## To do
Where does the string "oldName" appear in the records? Copy every line that contains it.

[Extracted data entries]
____

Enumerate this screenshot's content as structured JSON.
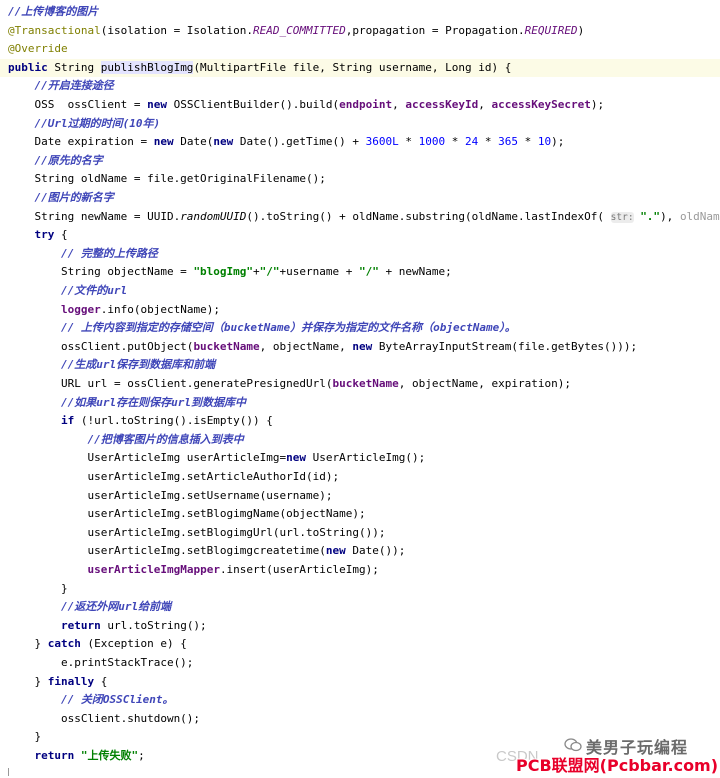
{
  "editor": {
    "lines": [
      [
        {
          "t": "//上传博客的图片",
          "c": "cmb"
        }
      ],
      [
        {
          "t": "@Transactional",
          "c": "ann"
        },
        {
          "t": "(isolation = Isolation.",
          "c": "plain"
        },
        {
          "t": "READ_COMMITTED",
          "c": "const"
        },
        {
          "t": ",propagation = Propagation.",
          "c": "plain"
        },
        {
          "t": "REQUIRED",
          "c": "const"
        },
        {
          "t": ")",
          "c": "plain"
        }
      ],
      [
        {
          "t": "@Override",
          "c": "ann"
        }
      ],
      [
        {
          "t": "public ",
          "c": "kw"
        },
        {
          "t": "String ",
          "c": "plain"
        },
        {
          "t": "publishBlogImg",
          "c": "sel"
        },
        {
          "t": "(MultipartFile file, String username, Long id) {",
          "c": "plain"
        }
      ],
      [
        {
          "t": "    //开启连接途径",
          "c": "cmb"
        }
      ],
      [
        {
          "t": "    OSS  ossClient = ",
          "c": "plain"
        },
        {
          "t": "new ",
          "c": "kw"
        },
        {
          "t": "OSSClientBuilder().build(",
          "c": "plain"
        },
        {
          "t": "endpoint",
          "c": "fld"
        },
        {
          "t": ", ",
          "c": "plain"
        },
        {
          "t": "accessKeyId",
          "c": "fld"
        },
        {
          "t": ", ",
          "c": "plain"
        },
        {
          "t": "accessKeySecret",
          "c": "fld"
        },
        {
          "t": ");",
          "c": "plain"
        }
      ],
      [
        {
          "t": "    //Url过期的时间(10年)",
          "c": "cmb"
        }
      ],
      [
        {
          "t": "    Date expiration = ",
          "c": "plain"
        },
        {
          "t": "new ",
          "c": "kw"
        },
        {
          "t": "Date(",
          "c": "plain"
        },
        {
          "t": "new ",
          "c": "kw"
        },
        {
          "t": "Date().getTime() + ",
          "c": "plain"
        },
        {
          "t": "3600L",
          "c": "num"
        },
        {
          "t": " * ",
          "c": "plain"
        },
        {
          "t": "1000",
          "c": "num"
        },
        {
          "t": " * ",
          "c": "plain"
        },
        {
          "t": "24",
          "c": "num"
        },
        {
          "t": " * ",
          "c": "plain"
        },
        {
          "t": "365",
          "c": "num"
        },
        {
          "t": " * ",
          "c": "plain"
        },
        {
          "t": "10",
          "c": "num"
        },
        {
          "t": ");",
          "c": "plain"
        }
      ],
      [
        {
          "t": "    //原先的名字",
          "c": "cmb"
        }
      ],
      [
        {
          "t": "    String oldName = file.getOriginalFilename();",
          "c": "plain"
        }
      ],
      [
        {
          "t": "    //图片的新名字",
          "c": "cmb"
        }
      ],
      [
        {
          "t": "    String newName = UUID.",
          "c": "plain"
        },
        {
          "t": "randomUUID",
          "c": "st"
        },
        {
          "t": "().toString() + oldName.substring(oldName.lastIndexOf( ",
          "c": "plain"
        },
        {
          "t": "str:",
          "c": "hint"
        },
        {
          "t": " ",
          "c": "plain"
        },
        {
          "t": "\".\"",
          "c": "str"
        },
        {
          "t": "), ",
          "c": "plain"
        },
        {
          "t": "oldName.length",
          "c": "gray"
        },
        {
          "t": "());",
          "c": "plain"
        }
      ],
      [
        {
          "t": "    try ",
          "c": "kw"
        },
        {
          "t": "{",
          "c": "plain"
        }
      ],
      [
        {
          "t": "        // 完整的上传路径",
          "c": "cmb"
        }
      ],
      [
        {
          "t": "        String objectName = ",
          "c": "plain"
        },
        {
          "t": "\"blogImg\"",
          "c": "str"
        },
        {
          "t": "+",
          "c": "plain"
        },
        {
          "t": "\"/\"",
          "c": "str"
        },
        {
          "t": "+username + ",
          "c": "plain"
        },
        {
          "t": "\"/\"",
          "c": "str"
        },
        {
          "t": " + newName;",
          "c": "plain"
        }
      ],
      [
        {
          "t": "        //文件的url",
          "c": "cmb"
        }
      ],
      [
        {
          "t": "        ",
          "c": "plain"
        },
        {
          "t": "logger",
          "c": "fld"
        },
        {
          "t": ".info(objectName);",
          "c": "plain"
        }
      ],
      [
        {
          "t": "        // 上传内容到指定的存储空间（bucketName）并保存为指定的文件名称（objectName）。",
          "c": "cmb"
        }
      ],
      [
        {
          "t": "        ossClient.putObject(",
          "c": "plain"
        },
        {
          "t": "bucketName",
          "c": "fld"
        },
        {
          "t": ", objectName, ",
          "c": "plain"
        },
        {
          "t": "new ",
          "c": "kw"
        },
        {
          "t": "ByteArrayInputStream(file.getBytes()));",
          "c": "plain"
        }
      ],
      [
        {
          "t": "        //生成url保存到数据库和前端",
          "c": "cmb"
        }
      ],
      [
        {
          "t": "        URL url = ossClient.generatePresignedUrl(",
          "c": "plain"
        },
        {
          "t": "bucketName",
          "c": "fld"
        },
        {
          "t": ", objectName, expiration);",
          "c": "plain"
        }
      ],
      [
        {
          "t": "        //如果url存在则保存url到数据库中",
          "c": "cmb"
        }
      ],
      [
        {
          "t": "        if ",
          "c": "kw"
        },
        {
          "t": "(!url.toString().isEmpty()) {",
          "c": "plain"
        }
      ],
      [
        {
          "t": "            //把博客图片的信息插入到表中",
          "c": "cmb"
        }
      ],
      [
        {
          "t": "            UserArticleImg userArticleImg=",
          "c": "plain"
        },
        {
          "t": "new ",
          "c": "kw"
        },
        {
          "t": "UserArticleImg();",
          "c": "plain"
        }
      ],
      [
        {
          "t": "            userArticleImg.setArticleAuthorId(id);",
          "c": "plain"
        }
      ],
      [
        {
          "t": "            userArticleImg.setUsername(username);",
          "c": "plain"
        }
      ],
      [
        {
          "t": "            userArticleImg.setBlogimgName(objectName);",
          "c": "plain"
        }
      ],
      [
        {
          "t": "            userArticleImg.setBlogimgUrl(url.toString());",
          "c": "plain"
        }
      ],
      [
        {
          "t": "            userArticleImg.setBlogimgcreatetime(",
          "c": "plain"
        },
        {
          "t": "new ",
          "c": "kw"
        },
        {
          "t": "Date());",
          "c": "plain"
        }
      ],
      [
        {
          "t": "            ",
          "c": "plain"
        },
        {
          "t": "userArticleImgMapper",
          "c": "fld"
        },
        {
          "t": ".insert(userArticleImg);",
          "c": "plain"
        }
      ],
      [
        {
          "t": "        }",
          "c": "plain"
        }
      ],
      [
        {
          "t": "        //返还外网url给前端",
          "c": "cmb"
        }
      ],
      [
        {
          "t": "        return ",
          "c": "kw"
        },
        {
          "t": "url.toString();",
          "c": "plain"
        }
      ],
      [
        {
          "t": "    } ",
          "c": "plain"
        },
        {
          "t": "catch ",
          "c": "kw"
        },
        {
          "t": "(Exception e) {",
          "c": "plain"
        }
      ],
      [
        {
          "t": "        e.printStackTrace();",
          "c": "plain"
        }
      ],
      [
        {
          "t": "    } ",
          "c": "plain"
        },
        {
          "t": "finally ",
          "c": "kw"
        },
        {
          "t": "{",
          "c": "plain"
        }
      ],
      [
        {
          "t": "        // 关闭OSSClient。",
          "c": "cmb"
        }
      ],
      [
        {
          "t": "        ossClient.shutdown();",
          "c": "plain"
        }
      ],
      [
        {
          "t": "    }",
          "c": "plain"
        }
      ],
      [
        {
          "t": "    return ",
          "c": "kw"
        },
        {
          "t": "\"上传失败\"",
          "c": "str"
        },
        {
          "t": ";",
          "c": "plain"
        }
      ]
    ]
  },
  "watermark": {
    "csdn": "CSDN",
    "account": "美男子玩编程",
    "site": "PCB联盟网(Pcbbar.com)",
    "icon": "wechat-icon"
  }
}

____

## Answer to this task
          "t": "    String oldName = file.getOriginalFilename();",
          "t": "().toString() + oldName.substring(oldName.lastIndexOf( ",
          "t": "oldName.length",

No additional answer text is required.